───── Records for this exercise ─────
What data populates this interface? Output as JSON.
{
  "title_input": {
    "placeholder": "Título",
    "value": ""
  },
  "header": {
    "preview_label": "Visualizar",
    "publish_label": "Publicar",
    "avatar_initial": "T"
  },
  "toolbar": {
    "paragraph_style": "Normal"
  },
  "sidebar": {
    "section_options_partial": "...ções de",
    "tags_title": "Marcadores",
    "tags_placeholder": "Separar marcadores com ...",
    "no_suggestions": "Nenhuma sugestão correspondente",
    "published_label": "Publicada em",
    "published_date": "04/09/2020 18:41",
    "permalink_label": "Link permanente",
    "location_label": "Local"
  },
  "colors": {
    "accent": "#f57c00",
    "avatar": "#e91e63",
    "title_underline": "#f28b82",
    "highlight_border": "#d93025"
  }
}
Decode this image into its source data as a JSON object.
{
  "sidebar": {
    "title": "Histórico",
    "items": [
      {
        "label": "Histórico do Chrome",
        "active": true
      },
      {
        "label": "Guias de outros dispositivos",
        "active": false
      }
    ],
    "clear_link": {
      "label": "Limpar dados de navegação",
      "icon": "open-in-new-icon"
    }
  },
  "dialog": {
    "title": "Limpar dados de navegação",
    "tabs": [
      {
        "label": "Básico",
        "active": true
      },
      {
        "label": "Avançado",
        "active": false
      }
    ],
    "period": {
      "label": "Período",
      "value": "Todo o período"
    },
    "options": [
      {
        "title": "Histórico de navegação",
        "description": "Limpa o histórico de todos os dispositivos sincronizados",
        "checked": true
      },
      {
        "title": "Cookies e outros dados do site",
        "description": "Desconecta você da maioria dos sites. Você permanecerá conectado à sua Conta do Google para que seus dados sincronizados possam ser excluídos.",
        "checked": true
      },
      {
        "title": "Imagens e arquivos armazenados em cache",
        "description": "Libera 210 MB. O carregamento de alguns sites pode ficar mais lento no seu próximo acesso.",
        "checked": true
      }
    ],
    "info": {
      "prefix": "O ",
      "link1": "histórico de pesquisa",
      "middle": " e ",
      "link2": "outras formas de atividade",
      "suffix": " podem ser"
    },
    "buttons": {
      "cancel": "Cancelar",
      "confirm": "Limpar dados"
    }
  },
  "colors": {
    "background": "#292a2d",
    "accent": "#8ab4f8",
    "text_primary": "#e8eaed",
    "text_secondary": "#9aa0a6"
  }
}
─────
## Aim
Every record shown above should be written out again exactly.

## The result
What data populates this interface? Output as JSON.
{
  "title_input": {
    "placeholder": "Título",
    "value": ""
  },
  "header": {
    "preview_label": "Visualizar",
    "publish_label": "Publicar",
    "avatar_initial": "T"
  },
  "toolbar": {
    "paragraph_style": "Normal"
  },
  "sidebar": {
    "section_options_partial": "...ções de",
    "tags_title": "Marcadores",
    "tags_placeholder": "Separar marcadores com ...",
    "no_suggestions": "Nenhuma sugestão correspondente",
    "published_label": "Publicada em",
    "published_date": "04/09/2020 18:41",
    "permalink_label": "Link permanente",
    "location_label": "Local"
  },
  "colors": {
    "accent": "#f57c00",
    "avatar": "#e91e63",
    "title_underline": "#f28b82",
    "highlight_border": "#d93025"
  }
}
Decode this image into its source data as a JSON object.
{
  "sidebar": {
    "title": "Histórico",
    "items": [
      {
        "label": "Histórico do Chrome",
        "active": true
      },
      {
        "label": "Guias de outros dispositivos",
        "active": false
      }
    ],
    "clear_link": {
      "label": "Limpar dados de navegação",
      "icon": "open-in-new-icon"
    }
  },
  "dialog": {
    "title": "Limpar dados de navegação",
    "tabs": [
      {
        "label": "Básico",
        "active": true
      },
      {
        "label": "Avançado",
        "active": false
      }
    ],
    "period": {
      "label": "Período",
      "value": "Todo o período"
    },
    "options": [
      {
        "title": "Histórico de navegação",
        "description": "Limpa o histórico de todos os dispositivos sincronizados",
        "checked": true
      },
      {
        "title": "Cookies e outros dados do site",
        "description": "Desconecta você da maioria dos sites. Você permanecerá conectado à sua Conta do Google para que seus dados sincronizados possam ser excluídos.",
        "checked": true
      },
      {
        "title": "Imagens e arquivos armazenados em cache",
        "description": "Libera 210 MB. O carregamento de alguns sites pode ficar mais lento no seu próximo acesso.",
        "checked": true
      }
    ],
    "info": {
      "prefix": "O ",
      "link1": "histórico de pesquisa",
      "middle": " e ",
      "link2": "outras formas de atividade",
      "suffix": " podem ser"
    },
    "buttons": {
      "cancel": "Cancelar",
      "confirm": "Limpar dados"
    }
  },
  "colors": {
    "background": "#292a2d",
    "accent": "#8ab4f8",
    "text_primary": "#e8eaed",
    "text_secondary": "#9aa0a6"
  }
}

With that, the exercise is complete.